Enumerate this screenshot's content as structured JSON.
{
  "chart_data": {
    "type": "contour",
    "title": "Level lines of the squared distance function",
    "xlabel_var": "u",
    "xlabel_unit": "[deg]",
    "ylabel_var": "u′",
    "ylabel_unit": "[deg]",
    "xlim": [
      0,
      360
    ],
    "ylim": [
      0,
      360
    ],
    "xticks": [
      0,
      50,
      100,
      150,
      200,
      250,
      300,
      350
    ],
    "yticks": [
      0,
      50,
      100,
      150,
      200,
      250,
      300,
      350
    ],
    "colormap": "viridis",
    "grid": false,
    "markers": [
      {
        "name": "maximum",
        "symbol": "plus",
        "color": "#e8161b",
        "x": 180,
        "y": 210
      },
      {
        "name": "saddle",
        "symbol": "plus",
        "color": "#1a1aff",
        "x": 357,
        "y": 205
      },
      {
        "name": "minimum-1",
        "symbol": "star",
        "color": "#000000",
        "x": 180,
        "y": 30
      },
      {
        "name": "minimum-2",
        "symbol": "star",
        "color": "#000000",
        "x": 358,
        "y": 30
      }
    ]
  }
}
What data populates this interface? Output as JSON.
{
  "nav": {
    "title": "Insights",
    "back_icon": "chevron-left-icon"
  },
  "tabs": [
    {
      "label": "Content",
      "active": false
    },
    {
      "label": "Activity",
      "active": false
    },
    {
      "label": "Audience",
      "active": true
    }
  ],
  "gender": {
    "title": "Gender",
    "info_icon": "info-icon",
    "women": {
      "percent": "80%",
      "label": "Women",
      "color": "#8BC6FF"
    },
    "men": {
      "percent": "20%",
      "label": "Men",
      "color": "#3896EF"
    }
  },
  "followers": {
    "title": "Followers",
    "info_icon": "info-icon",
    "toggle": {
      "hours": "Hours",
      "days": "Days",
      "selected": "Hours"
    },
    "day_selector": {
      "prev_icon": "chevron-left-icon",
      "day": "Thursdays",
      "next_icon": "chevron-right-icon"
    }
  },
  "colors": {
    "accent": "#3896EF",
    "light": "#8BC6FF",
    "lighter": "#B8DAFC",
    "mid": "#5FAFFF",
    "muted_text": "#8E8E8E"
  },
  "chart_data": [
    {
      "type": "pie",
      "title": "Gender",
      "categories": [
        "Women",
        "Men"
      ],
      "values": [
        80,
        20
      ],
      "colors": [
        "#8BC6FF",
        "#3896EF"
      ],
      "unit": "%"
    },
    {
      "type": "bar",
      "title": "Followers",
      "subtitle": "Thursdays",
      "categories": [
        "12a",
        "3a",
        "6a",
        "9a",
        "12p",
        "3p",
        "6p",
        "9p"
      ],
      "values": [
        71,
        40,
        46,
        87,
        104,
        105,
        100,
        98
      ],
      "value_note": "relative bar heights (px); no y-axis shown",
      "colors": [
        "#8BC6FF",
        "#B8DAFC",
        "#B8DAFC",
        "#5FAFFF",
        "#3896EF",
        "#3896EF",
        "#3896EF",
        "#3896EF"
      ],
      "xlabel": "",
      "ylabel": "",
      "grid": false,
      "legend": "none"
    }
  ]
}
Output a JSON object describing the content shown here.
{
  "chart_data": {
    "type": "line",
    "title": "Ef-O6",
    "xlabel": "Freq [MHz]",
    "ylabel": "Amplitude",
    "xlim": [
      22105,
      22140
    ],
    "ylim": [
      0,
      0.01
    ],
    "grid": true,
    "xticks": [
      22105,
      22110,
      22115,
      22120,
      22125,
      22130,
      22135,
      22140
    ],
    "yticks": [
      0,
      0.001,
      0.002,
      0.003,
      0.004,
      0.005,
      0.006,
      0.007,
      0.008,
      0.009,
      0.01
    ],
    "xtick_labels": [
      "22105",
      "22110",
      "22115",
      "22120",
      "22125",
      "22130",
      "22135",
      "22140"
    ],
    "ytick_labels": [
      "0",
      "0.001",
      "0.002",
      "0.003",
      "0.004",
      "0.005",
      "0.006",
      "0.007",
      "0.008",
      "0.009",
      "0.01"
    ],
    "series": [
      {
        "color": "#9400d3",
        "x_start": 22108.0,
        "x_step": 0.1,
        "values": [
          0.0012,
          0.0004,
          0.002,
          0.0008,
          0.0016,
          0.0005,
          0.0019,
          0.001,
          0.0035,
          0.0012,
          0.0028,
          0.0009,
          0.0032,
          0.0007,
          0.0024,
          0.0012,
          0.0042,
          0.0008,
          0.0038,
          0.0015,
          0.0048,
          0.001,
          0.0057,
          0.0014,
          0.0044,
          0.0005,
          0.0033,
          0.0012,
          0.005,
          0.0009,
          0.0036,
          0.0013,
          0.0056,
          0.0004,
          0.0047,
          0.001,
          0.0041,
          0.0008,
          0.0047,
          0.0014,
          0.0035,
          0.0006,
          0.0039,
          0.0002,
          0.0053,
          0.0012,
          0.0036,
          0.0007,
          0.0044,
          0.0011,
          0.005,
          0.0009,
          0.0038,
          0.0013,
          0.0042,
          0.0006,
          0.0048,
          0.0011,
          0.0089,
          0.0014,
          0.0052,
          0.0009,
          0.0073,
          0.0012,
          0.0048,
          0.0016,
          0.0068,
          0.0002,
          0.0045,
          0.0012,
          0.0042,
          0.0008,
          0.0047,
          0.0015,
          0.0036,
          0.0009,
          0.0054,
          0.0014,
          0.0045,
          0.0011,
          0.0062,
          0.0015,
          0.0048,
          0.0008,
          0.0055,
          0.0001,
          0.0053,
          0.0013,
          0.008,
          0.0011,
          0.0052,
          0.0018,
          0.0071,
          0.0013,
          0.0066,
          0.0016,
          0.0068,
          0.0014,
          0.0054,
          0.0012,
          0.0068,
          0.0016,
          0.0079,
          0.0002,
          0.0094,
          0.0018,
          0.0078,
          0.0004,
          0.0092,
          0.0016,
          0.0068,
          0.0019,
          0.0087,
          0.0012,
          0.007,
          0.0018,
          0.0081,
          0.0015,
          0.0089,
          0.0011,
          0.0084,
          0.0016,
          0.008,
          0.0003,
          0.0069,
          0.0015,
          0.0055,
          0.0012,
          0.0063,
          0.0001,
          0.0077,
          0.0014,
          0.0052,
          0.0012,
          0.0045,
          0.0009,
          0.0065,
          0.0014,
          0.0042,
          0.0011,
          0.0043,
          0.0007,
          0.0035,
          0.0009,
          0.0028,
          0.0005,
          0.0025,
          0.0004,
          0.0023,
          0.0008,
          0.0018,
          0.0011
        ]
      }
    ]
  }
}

Written problem
Every entry should be output exactly as written, please.

Solution
Enumerate this screenshot's content as structured JSON.
{
  "chart_data": {
    "type": "contour",
    "title": "Level lines of the squared distance function",
    "xlabel_var": "u",
    "xlabel_unit": "[deg]",
    "ylabel_var": "u′",
    "ylabel_unit": "[deg]",
    "xlim": [
      0,
      360
    ],
    "ylim": [
      0,
      360
    ],
    "xticks": [
      0,
      50,
      100,
      150,
      200,
      250,
      300,
      350
    ],
    "yticks": [
      0,
      50,
      100,
      150,
      200,
      250,
      300,
      350
    ],
    "colormap": "viridis",
    "grid": false,
    "markers": [
      {
        "name": "maximum",
        "symbol": "plus",
        "color": "#e8161b",
        "x": 180,
        "y": 210
      },
      {
        "name": "saddle",
        "symbol": "plus",
        "color": "#1a1aff",
        "x": 357,
        "y": 205
      },
      {
        "name": "minimum-1",
        "symbol": "star",
        "color": "#000000",
        "x": 180,
        "y": 30
      },
      {
        "name": "minimum-2",
        "symbol": "star",
        "color": "#000000",
        "x": 358,
        "y": 30
      }
    ]
  }
}
What data populates this interface? Output as JSON.
{
  "nav": {
    "title": "Insights",
    "back_icon": "chevron-left-icon"
  },
  "tabs": [
    {
      "label": "Content",
      "active": false
    },
    {
      "label": "Activity",
      "active": false
    },
    {
      "label": "Audience",
      "active": true
    }
  ],
  "gender": {
    "title": "Gender",
    "info_icon": "info-icon",
    "women": {
      "percent": "80%",
      "label": "Women",
      "color": "#8BC6FF"
    },
    "men": {
      "percent": "20%",
      "label": "Men",
      "color": "#3896EF"
    }
  },
  "followers": {
    "title": "Followers",
    "info_icon": "info-icon",
    "toggle": {
      "hours": "Hours",
      "days": "Days",
      "selected": "Hours"
    },
    "day_selector": {
      "prev_icon": "chevron-left-icon",
      "day": "Thursdays",
      "next_icon": "chevron-right-icon"
    }
  },
  "colors": {
    "accent": "#3896EF",
    "light": "#8BC6FF",
    "lighter": "#B8DAFC",
    "mid": "#5FAFFF",
    "muted_text": "#8E8E8E"
  },
  "chart_data": [
    {
      "type": "pie",
      "title": "Gender",
      "categories": [
        "Women",
        "Men"
      ],
      "values": [
        80,
        20
      ],
      "colors": [
        "#8BC6FF",
        "#3896EF"
      ],
      "unit": "%"
    },
    {
      "type": "bar",
      "title": "Followers",
      "subtitle": "Thursdays",
      "categories": [
        "12a",
        "3a",
        "6a",
        "9a",
        "12p",
        "3p",
        "6p",
        "9p"
      ],
      "values": [
        71,
        40,
        46,
        87,
        104,
        105,
        100,
        98
      ],
      "value_note": "relative bar heights (px); no y-axis shown",
      "colors": [
        "#8BC6FF",
        "#B8DAFC",
        "#B8DAFC",
        "#5FAFFF",
        "#3896EF",
        "#3896EF",
        "#3896EF",
        "#3896EF"
      ],
      "xlabel": "",
      "ylabel": "",
      "grid": false,
      "legend": "none"
    }
  ]
}
Output a JSON object describing the content shown here.
{
  "chart_data": {
    "type": "line",
    "title": "Ef-O6",
    "xlabel": "Freq [MHz]",
    "ylabel": "Amplitude",
    "xlim": [
      22105,
      22140
    ],
    "ylim": [
      0,
      0.01
    ],
    "grid": true,
    "xticks": [
      22105,
      22110,
      22115,
      22120,
      22125,
      22130,
      22135,
      22140
    ],
    "yticks": [
      0,
      0.001,
      0.002,
      0.003,
      0.004,
      0.005,
      0.006,
      0.007,
      0.008,
      0.009,
      0.01
    ],
    "xtick_labels": [
      "22105",
      "22110",
      "22115",
      "22120",
      "22125",
      "22130",
      "22135",
      "22140"
    ],
    "ytick_labels": [
      "0",
      "0.001",
      "0.002",
      "0.003",
      "0.004",
      "0.005",
      "0.006",
      "0.007",
      "0.008",
      "0.009",
      "0.01"
    ],
    "series": [
      {
        "color": "#9400d3",
        "x_start": 22108.0,
        "x_step": 0.1,
        "values": [
          0.0012,
          0.0004,
          0.002,
          0.0008,
          0.0016,
          0.0005,
          0.0019,
          0.001,
          0.0035,
          0.0012,
          0.0028,
          0.0009,
          0.0032,
          0.0007,
          0.0024,
          0.0012,
          0.0042,
          0.0008,
          0.0038,
          0.0015,
          0.0048,
          0.001,
          0.0057,
          0.0014,
          0.0044,
          0.0005,
          0.0033,
          0.0012,
          0.005,
          0.0009,
          0.0036,
          0.0013,
          0.0056,
          0.0004,
          0.0047,
          0.001,
          0.0041,
          0.0008,
          0.0047,
          0.0014,
          0.0035,
          0.0006,
          0.0039,
          0.0002,
          0.0053,
          0.0012,
          0.0036,
          0.0007,
          0.0044,
          0.0011,
          0.005,
          0.0009,
          0.0038,
          0.0013,
          0.0042,
          0.0006,
          0.0048,
          0.0011,
          0.0089,
          0.0014,
          0.0052,
          0.0009,
          0.0073,
          0.0012,
          0.0048,
          0.0016,
          0.0068,
          0.0002,
          0.0045,
          0.0012,
          0.0042,
          0.0008,
          0.0047,
          0.0015,
          0.0036,
          0.0009,
          0.0054,
          0.0014,
          0.0045,
          0.0011,
          0.0062,
          0.0015,
          0.0048,
          0.0008,
          0.0055,
          0.0001,
          0.0053,
          0.0013,
          0.008,
          0.0011,
          0.0052,
          0.0018,
          0.0071,
          0.0013,
          0.0066,
          0.0016,
          0.0068,
          0.0014,
          0.0054,
          0.0012,
          0.0068,
          0.0016,
          0.0079,
          0.0002,
          0.0094,
          0.0018,
          0.0078,
          0.0004,
          0.0092,
          0.0016,
          0.0068,
          0.0019,
          0.0087,
          0.0012,
          0.007,
          0.0018,
          0.0081,
          0.0015,
          0.0089,
          0.0011,
          0.0084,
          0.0016,
          0.008,
          0.0003,
          0.0069,
          0.0015,
          0.0055,
          0.0012,
          0.0063,
          0.0001,
          0.0077,
          0.0014,
          0.0052,
          0.0012,
          0.0045,
          0.0009,
          0.0065,
          0.0014,
          0.0042,
          0.0011,
          0.0043,
          0.0007,
          0.0035,
          0.0009,
          0.0028,
          0.0005,
          0.0025,
          0.0004,
          0.0023,
          0.0008,
          0.0018,
          0.0011
        ]
      }
    ]
  }
}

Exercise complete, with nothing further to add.